### What to work on
Copy the following records verbatim, line by line.

### Data
>> BEGIN
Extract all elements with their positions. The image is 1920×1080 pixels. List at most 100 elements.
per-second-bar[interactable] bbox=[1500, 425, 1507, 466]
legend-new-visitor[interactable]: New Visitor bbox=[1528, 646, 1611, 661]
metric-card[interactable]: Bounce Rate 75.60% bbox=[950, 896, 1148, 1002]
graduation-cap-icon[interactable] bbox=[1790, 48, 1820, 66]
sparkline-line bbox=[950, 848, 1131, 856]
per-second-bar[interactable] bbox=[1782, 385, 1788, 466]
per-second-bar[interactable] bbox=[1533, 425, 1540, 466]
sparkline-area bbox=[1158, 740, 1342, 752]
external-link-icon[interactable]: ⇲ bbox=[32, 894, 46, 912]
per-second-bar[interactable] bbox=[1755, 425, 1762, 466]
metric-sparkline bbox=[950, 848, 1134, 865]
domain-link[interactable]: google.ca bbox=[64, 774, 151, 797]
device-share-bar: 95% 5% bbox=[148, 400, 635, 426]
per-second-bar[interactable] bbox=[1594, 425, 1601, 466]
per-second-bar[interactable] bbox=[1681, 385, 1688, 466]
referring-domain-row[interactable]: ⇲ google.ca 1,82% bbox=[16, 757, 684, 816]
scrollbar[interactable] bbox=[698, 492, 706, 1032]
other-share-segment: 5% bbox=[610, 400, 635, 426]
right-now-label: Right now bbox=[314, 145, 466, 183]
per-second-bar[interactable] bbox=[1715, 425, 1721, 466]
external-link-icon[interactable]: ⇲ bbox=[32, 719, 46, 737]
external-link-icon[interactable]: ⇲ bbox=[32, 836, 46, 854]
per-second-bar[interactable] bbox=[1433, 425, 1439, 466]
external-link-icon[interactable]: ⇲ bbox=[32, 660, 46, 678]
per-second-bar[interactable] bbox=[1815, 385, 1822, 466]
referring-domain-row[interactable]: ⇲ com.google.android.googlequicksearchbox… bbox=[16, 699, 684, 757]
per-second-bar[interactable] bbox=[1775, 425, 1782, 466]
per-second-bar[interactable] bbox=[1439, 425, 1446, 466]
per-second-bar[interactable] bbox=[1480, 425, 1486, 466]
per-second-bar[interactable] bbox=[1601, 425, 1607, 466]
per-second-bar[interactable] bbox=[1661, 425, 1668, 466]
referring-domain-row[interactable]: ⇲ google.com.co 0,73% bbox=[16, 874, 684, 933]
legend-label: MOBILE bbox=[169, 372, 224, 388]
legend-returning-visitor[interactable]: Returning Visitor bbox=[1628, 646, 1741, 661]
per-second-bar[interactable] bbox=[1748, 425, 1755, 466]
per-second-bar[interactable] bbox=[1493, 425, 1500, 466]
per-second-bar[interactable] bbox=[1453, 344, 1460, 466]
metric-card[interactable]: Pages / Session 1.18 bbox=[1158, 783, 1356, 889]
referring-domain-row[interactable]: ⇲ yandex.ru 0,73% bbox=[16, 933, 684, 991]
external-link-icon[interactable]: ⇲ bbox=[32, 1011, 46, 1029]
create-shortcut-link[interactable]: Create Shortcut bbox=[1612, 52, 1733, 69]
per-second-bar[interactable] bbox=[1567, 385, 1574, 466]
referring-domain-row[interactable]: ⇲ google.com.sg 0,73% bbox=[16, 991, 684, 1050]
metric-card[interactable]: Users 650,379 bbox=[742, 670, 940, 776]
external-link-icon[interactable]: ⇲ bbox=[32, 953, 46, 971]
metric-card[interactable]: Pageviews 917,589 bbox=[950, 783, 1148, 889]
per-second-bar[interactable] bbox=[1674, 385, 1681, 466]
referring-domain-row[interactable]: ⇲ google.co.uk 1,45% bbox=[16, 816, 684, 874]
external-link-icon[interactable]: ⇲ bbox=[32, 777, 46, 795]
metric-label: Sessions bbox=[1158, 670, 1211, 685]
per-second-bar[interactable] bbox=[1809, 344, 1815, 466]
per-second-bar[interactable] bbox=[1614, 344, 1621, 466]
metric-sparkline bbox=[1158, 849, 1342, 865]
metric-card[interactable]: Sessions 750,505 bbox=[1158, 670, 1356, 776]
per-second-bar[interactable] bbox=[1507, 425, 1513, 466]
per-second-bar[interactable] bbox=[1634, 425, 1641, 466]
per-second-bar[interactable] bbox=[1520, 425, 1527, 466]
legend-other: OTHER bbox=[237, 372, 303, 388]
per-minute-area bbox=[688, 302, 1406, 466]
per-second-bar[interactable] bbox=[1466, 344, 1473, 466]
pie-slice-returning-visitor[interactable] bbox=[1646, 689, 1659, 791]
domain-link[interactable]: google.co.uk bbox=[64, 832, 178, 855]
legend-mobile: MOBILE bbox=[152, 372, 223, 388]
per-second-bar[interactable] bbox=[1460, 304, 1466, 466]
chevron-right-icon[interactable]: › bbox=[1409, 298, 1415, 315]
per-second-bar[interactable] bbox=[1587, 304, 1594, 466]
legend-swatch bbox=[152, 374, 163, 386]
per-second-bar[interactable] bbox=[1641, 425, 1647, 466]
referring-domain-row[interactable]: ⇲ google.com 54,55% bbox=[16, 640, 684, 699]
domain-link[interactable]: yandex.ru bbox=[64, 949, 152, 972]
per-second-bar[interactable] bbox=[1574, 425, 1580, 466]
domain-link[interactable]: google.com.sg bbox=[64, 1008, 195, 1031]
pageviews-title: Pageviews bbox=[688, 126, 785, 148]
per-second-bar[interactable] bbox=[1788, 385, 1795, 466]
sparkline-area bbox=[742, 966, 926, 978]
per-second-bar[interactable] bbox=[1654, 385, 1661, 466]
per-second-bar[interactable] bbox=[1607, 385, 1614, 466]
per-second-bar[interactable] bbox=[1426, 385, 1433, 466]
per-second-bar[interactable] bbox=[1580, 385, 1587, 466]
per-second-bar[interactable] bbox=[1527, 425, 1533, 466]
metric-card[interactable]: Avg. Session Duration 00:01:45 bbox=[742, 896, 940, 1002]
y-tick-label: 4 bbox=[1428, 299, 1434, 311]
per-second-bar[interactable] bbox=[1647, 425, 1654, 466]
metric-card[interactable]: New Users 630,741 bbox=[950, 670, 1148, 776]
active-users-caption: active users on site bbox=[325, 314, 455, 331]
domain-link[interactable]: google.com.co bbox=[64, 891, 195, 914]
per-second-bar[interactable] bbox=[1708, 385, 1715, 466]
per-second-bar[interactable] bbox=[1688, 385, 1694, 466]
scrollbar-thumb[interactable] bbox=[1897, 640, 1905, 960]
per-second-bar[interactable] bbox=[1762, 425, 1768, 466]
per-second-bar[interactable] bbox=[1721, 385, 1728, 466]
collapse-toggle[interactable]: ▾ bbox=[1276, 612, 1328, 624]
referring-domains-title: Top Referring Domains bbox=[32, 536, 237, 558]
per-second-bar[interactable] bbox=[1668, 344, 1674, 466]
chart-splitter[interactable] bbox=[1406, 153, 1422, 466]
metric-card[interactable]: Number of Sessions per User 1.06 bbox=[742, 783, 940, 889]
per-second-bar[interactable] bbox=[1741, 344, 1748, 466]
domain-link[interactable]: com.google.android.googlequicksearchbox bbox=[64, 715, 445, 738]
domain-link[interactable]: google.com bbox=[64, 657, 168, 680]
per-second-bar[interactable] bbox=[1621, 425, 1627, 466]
>> END
### Written response
Extract all elements with their positions. The image is 1920×1080 pixels. List at most 100 elements.
per-second-bar[interactable] bbox=[1500, 425, 1507, 466]
legend-new-visitor[interactable]: New Visitor bbox=[1528, 646, 1611, 661]
metric-card[interactable]: Bounce Rate 75.60% bbox=[950, 896, 1148, 1002]
graduation-cap-icon[interactable] bbox=[1790, 48, 1820, 66]
sparkline-line bbox=[950, 848, 1131, 856]
per-second-bar[interactable] bbox=[1782, 385, 1788, 466]
per-second-bar[interactable] bbox=[1533, 425, 1540, 466]
sparkline-area bbox=[1158, 740, 1342, 752]
external-link-icon[interactable]: ⇲ bbox=[32, 894, 46, 912]
per-second-bar[interactable] bbox=[1755, 425, 1762, 466]
metric-sparkline bbox=[950, 848, 1134, 865]
domain-link[interactable]: google.ca bbox=[64, 774, 151, 797]
device-share-bar: 95% 5% bbox=[148, 400, 635, 426]
per-second-bar[interactable] bbox=[1594, 425, 1601, 466]
per-second-bar[interactable] bbox=[1681, 385, 1688, 466]
referring-domain-row[interactable]: ⇲ google.ca 1,82% bbox=[16, 757, 684, 816]
scrollbar[interactable] bbox=[698, 492, 706, 1032]
other-share-segment: 5% bbox=[610, 400, 635, 426]
right-now-label: Right now bbox=[314, 145, 466, 183]
per-second-bar[interactable] bbox=[1715, 425, 1721, 466]
external-link-icon[interactable]: ⇲ bbox=[32, 719, 46, 737]
external-link-icon[interactable]: ⇲ bbox=[32, 836, 46, 854]
per-second-bar[interactable] bbox=[1433, 425, 1439, 466]
external-link-icon[interactable]: ⇲ bbox=[32, 660, 46, 678]
per-second-bar[interactable] bbox=[1815, 385, 1822, 466]
referring-domain-row[interactable]: ⇲ com.google.android.googlequicksearchbox… bbox=[16, 699, 684, 757]
per-second-bar[interactable] bbox=[1775, 425, 1782, 466]
per-second-bar[interactable] bbox=[1439, 425, 1446, 466]
per-second-bar[interactable] bbox=[1480, 425, 1486, 466]
per-second-bar[interactable] bbox=[1601, 425, 1607, 466]
per-second-bar[interactable] bbox=[1661, 425, 1668, 466]
referring-domain-row[interactable]: ⇲ google.com.co 0,73% bbox=[16, 874, 684, 933]
legend-label: MOBILE bbox=[169, 372, 224, 388]
legend-returning-visitor[interactable]: Returning Visitor bbox=[1628, 646, 1741, 661]
per-second-bar[interactable] bbox=[1748, 425, 1755, 466]
per-second-bar[interactable] bbox=[1493, 425, 1500, 466]
per-second-bar[interactable] bbox=[1453, 344, 1460, 466]
metric-card[interactable]: Pages / Session 1.18 bbox=[1158, 783, 1356, 889]
referring-domain-row[interactable]: ⇲ yandex.ru 0,73% bbox=[16, 933, 684, 991]
external-link-icon[interactable]: ⇲ bbox=[32, 1011, 46, 1029]
create-shortcut-link[interactable]: Create Shortcut bbox=[1612, 52, 1733, 69]
per-second-bar[interactable] bbox=[1567, 385, 1574, 466]
referring-domain-row[interactable]: ⇲ google.com.sg 0,73% bbox=[16, 991, 684, 1050]
metric-card[interactable]: Users 650,379 bbox=[742, 670, 940, 776]
external-link-icon[interactable]: ⇲ bbox=[32, 953, 46, 971]
metric-card[interactable]: Pageviews 917,589 bbox=[950, 783, 1148, 889]
per-second-bar[interactable] bbox=[1674, 385, 1681, 466]
referring-domain-row[interactable]: ⇲ google.co.uk 1,45% bbox=[16, 816, 684, 874]
external-link-icon[interactable]: ⇲ bbox=[32, 777, 46, 795]
metric-label: Sessions bbox=[1158, 670, 1211, 685]
per-second-bar[interactable] bbox=[1809, 344, 1815, 466]
per-second-bar[interactable] bbox=[1614, 344, 1621, 466]
metric-sparkline bbox=[1158, 849, 1342, 865]
metric-card[interactable]: Sessions 750,505 bbox=[1158, 670, 1356, 776]
per-second-bar[interactable] bbox=[1507, 425, 1513, 466]
per-second-bar[interactable] bbox=[1634, 425, 1641, 466]
per-second-bar[interactable] bbox=[1520, 425, 1527, 466]
legend-other: OTHER bbox=[237, 372, 303, 388]
per-minute-area bbox=[688, 302, 1406, 466]
per-second-bar[interactable] bbox=[1466, 344, 1473, 466]
pie-slice-returning-visitor[interactable] bbox=[1646, 689, 1659, 791]
domain-link[interactable]: google.co.uk bbox=[64, 832, 178, 855]
legend-mobile: MOBILE bbox=[152, 372, 223, 388]
per-second-bar[interactable] bbox=[1460, 304, 1466, 466]
chevron-right-icon[interactable]: › bbox=[1409, 298, 1415, 315]
per-second-bar[interactable] bbox=[1587, 304, 1594, 466]
legend-swatch bbox=[152, 374, 163, 386]
per-second-bar[interactable] bbox=[1641, 425, 1647, 466]
referring-domain-row[interactable]: ⇲ google.com 54,55% bbox=[16, 640, 684, 699]
domain-link[interactable]: yandex.ru bbox=[64, 949, 152, 972]
per-second-bar[interactable] bbox=[1574, 425, 1580, 466]
domain-link[interactable]: google.com.sg bbox=[64, 1008, 195, 1031]
pageviews-title: Pageviews bbox=[688, 126, 785, 148]
per-second-bar[interactable] bbox=[1788, 385, 1795, 466]
sparkline-area bbox=[742, 966, 926, 978]
per-second-bar[interactable] bbox=[1654, 385, 1661, 466]
per-second-bar[interactable] bbox=[1607, 385, 1614, 466]
per-second-bar[interactable] bbox=[1426, 385, 1433, 466]
per-second-bar[interactable] bbox=[1580, 385, 1587, 466]
per-second-bar[interactable] bbox=[1527, 425, 1533, 466]
metric-card[interactable]: Avg. Session Duration 00:01:45 bbox=[742, 896, 940, 1002]
y-tick-label: 4 bbox=[1428, 299, 1434, 311]
per-second-bar[interactable] bbox=[1647, 425, 1654, 466]
metric-card[interactable]: New Users 630,741 bbox=[950, 670, 1148, 776]
active-users-caption: active users on site bbox=[325, 314, 455, 331]
domain-link[interactable]: google.com.co bbox=[64, 891, 195, 914]
per-second-bar[interactable] bbox=[1708, 385, 1715, 466]
per-second-bar[interactable] bbox=[1688, 385, 1694, 466]
scrollbar-thumb[interactable] bbox=[1897, 640, 1905, 960]
per-second-bar[interactable] bbox=[1762, 425, 1768, 466]
per-second-bar[interactable] bbox=[1721, 385, 1728, 466]
collapse-toggle[interactable]: ▾ bbox=[1276, 612, 1328, 624]
referring-domains-title: Top Referring Domains bbox=[32, 536, 237, 558]
per-second-bar[interactable] bbox=[1668, 344, 1674, 466]
chart-splitter[interactable] bbox=[1406, 153, 1422, 466]
metric-card[interactable]: Number of Sessions per User 1.06 bbox=[742, 783, 940, 889]
per-second-bar[interactable] bbox=[1741, 344, 1748, 466]
domain-link[interactable]: com.google.android.googlequicksearchbox bbox=[64, 715, 445, 738]
domain-link[interactable]: google.com bbox=[64, 657, 168, 680]
per-second-bar[interactable] bbox=[1621, 425, 1627, 466]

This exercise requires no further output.